_Aim_
Determine how many lines of this material contain "accent". Give only the number.

>> BEGIN Given data

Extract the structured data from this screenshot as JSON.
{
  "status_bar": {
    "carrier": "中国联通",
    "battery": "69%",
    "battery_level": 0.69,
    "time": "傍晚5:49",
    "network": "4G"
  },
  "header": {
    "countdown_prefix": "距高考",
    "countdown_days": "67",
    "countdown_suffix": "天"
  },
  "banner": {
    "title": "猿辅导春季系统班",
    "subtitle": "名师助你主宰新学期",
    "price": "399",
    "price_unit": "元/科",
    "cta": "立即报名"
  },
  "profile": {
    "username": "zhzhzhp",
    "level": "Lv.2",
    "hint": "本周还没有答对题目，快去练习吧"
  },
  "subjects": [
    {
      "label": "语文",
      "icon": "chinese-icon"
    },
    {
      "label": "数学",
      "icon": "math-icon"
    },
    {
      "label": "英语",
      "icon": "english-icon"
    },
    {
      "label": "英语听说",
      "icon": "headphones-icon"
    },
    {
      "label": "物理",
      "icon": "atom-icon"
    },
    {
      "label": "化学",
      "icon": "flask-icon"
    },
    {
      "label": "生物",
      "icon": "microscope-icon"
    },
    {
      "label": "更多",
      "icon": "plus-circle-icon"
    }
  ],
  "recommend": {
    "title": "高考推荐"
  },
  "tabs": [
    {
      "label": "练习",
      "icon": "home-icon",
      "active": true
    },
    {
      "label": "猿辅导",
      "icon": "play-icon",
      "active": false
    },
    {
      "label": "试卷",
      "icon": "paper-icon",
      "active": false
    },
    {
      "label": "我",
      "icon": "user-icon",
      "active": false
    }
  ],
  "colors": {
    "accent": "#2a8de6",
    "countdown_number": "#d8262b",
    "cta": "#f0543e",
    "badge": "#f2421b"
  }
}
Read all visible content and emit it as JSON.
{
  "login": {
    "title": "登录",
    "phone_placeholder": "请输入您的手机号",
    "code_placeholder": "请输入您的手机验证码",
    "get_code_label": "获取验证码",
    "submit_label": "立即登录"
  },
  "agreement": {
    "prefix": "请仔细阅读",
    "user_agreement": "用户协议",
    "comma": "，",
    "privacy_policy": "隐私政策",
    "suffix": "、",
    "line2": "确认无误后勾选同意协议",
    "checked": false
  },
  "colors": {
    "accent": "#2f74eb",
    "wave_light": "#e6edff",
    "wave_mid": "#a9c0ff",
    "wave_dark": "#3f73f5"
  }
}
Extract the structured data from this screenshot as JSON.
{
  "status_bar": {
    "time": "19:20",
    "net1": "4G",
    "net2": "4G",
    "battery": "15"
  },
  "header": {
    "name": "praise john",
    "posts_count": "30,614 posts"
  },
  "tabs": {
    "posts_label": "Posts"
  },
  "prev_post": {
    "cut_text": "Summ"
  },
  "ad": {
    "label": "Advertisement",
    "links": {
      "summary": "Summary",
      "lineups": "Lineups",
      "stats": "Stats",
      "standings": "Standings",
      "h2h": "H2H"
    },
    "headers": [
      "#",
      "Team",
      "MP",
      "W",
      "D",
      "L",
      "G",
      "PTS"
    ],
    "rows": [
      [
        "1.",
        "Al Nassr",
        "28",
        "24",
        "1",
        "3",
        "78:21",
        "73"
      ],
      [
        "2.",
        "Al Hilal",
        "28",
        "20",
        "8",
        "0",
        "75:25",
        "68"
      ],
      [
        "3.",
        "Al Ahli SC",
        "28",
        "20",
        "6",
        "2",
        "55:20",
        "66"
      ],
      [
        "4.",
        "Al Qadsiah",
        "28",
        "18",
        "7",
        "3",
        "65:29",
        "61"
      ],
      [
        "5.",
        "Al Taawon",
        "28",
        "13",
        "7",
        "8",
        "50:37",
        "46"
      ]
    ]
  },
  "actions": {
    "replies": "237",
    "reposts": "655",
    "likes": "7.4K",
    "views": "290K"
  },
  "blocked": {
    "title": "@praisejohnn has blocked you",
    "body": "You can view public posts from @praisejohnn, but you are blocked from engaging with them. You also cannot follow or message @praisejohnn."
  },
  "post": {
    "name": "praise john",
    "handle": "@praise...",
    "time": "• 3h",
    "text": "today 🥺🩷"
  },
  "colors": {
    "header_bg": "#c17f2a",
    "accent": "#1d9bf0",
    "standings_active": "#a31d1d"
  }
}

>> END Given data

_Task response_
3